▶ _REQUIRED TASK_:
Check each line of the records for "Find"; collect those that have it.

▶ _AVAILABLE DATA_:
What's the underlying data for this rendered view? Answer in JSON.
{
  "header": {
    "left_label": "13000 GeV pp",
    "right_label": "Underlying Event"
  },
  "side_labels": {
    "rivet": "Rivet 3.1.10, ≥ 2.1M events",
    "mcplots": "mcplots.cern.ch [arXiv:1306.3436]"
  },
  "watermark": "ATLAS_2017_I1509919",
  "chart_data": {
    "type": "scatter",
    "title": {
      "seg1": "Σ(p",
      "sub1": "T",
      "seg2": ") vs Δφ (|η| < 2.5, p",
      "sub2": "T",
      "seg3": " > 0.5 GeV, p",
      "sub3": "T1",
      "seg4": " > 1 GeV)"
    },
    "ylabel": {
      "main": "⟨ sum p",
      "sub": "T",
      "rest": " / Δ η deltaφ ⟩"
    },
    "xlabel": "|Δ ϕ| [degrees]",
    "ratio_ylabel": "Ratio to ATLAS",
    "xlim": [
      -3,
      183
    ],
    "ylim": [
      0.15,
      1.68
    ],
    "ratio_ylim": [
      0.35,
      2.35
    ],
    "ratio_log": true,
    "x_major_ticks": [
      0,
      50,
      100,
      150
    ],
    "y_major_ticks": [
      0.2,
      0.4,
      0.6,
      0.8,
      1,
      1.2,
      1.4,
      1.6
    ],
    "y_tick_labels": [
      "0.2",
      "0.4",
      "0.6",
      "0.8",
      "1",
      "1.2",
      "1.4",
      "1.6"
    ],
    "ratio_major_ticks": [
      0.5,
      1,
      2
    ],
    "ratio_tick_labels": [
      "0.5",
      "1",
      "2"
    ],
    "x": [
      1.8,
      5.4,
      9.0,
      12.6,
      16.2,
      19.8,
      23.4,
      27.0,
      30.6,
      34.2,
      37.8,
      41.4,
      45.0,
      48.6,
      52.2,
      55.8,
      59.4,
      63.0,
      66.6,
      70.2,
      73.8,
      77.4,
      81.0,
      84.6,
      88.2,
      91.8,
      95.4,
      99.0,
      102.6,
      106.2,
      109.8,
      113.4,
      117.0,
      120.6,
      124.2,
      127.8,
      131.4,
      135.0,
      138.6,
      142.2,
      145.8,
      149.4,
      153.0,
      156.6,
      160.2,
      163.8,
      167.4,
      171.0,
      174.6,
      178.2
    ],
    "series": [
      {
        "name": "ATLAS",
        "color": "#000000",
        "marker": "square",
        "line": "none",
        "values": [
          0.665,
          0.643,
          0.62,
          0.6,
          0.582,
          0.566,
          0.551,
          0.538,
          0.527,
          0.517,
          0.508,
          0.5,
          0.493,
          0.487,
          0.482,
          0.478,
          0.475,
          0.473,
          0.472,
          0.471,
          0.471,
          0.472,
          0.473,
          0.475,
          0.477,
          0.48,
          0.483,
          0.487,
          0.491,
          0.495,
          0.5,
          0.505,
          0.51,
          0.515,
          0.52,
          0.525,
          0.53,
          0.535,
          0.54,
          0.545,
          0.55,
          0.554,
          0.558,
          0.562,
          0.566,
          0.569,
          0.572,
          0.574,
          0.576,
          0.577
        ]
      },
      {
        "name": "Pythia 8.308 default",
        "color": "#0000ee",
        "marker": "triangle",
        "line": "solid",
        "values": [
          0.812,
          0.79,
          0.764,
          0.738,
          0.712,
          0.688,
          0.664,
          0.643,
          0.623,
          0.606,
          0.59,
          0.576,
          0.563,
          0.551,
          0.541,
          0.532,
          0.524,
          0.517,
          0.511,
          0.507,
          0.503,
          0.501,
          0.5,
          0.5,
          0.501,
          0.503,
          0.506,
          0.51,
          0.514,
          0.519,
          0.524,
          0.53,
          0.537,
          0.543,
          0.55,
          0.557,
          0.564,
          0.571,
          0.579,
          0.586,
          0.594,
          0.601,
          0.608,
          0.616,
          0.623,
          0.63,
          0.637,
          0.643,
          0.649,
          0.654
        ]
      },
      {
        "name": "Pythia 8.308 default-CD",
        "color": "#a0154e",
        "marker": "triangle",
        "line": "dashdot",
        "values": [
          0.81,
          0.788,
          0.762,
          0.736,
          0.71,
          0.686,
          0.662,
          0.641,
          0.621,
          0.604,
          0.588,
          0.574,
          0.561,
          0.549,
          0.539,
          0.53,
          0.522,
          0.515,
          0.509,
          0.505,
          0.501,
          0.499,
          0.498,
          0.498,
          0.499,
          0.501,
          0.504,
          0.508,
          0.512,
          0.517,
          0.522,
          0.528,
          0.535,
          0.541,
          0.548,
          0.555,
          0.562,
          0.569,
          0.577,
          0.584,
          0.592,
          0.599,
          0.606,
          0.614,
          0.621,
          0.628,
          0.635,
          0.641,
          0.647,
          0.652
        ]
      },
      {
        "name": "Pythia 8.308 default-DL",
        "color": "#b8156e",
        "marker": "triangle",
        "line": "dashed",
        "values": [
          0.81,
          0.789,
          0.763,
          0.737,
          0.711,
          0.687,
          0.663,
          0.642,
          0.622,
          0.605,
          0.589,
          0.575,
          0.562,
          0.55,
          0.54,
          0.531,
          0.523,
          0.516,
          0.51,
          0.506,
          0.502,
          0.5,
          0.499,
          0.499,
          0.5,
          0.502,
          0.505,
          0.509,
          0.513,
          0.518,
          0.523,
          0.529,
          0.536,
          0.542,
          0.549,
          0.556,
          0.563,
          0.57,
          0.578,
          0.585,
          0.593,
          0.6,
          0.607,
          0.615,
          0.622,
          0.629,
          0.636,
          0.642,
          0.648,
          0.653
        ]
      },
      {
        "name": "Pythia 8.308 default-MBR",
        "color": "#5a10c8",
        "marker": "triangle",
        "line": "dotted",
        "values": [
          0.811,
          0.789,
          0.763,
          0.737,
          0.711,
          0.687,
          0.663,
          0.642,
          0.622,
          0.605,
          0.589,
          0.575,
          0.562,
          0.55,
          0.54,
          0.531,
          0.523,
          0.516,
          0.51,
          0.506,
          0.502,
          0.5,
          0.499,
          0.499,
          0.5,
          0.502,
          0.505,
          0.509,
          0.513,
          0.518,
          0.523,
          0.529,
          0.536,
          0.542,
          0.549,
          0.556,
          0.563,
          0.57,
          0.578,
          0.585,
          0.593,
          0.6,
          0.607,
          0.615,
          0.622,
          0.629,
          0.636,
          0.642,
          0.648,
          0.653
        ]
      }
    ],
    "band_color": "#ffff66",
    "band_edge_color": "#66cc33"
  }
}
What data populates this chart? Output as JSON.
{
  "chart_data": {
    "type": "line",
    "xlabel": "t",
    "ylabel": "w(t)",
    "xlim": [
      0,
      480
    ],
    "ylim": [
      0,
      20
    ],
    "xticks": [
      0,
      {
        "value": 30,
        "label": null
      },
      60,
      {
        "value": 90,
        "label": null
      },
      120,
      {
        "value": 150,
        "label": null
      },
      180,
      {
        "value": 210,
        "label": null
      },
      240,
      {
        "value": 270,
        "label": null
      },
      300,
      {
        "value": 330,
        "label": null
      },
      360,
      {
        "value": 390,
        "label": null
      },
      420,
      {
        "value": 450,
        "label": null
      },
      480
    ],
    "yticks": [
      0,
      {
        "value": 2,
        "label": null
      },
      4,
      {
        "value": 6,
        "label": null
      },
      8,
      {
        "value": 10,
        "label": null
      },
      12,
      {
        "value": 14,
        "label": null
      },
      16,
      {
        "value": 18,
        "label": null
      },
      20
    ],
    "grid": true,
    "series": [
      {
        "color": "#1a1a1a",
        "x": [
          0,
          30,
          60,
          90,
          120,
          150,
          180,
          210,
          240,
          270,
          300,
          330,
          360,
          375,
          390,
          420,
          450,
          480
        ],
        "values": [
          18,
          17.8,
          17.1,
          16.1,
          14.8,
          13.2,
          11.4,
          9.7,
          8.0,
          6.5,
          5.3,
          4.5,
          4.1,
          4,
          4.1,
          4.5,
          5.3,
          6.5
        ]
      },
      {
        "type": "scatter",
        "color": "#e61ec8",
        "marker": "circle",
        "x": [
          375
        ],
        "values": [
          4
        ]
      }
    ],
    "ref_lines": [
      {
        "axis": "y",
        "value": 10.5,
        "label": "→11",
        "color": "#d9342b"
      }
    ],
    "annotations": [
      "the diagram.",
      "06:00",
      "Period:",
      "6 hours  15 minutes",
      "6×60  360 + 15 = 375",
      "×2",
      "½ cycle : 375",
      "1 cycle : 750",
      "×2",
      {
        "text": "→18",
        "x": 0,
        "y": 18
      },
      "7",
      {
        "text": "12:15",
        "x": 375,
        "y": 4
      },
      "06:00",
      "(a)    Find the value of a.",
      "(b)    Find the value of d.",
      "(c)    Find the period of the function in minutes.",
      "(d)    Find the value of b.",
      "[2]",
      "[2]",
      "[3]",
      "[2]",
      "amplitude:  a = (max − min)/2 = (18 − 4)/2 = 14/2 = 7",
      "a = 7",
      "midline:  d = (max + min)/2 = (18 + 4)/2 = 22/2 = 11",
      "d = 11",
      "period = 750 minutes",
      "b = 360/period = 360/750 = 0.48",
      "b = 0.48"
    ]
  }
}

▶ _WRITTEN RESPONSE_:
      "(a)    Find the value of a.",
      "(b)    Find the value of d.",
      "(c)    Find the period of the function in minutes.",
      "(d)    Find the value of b.",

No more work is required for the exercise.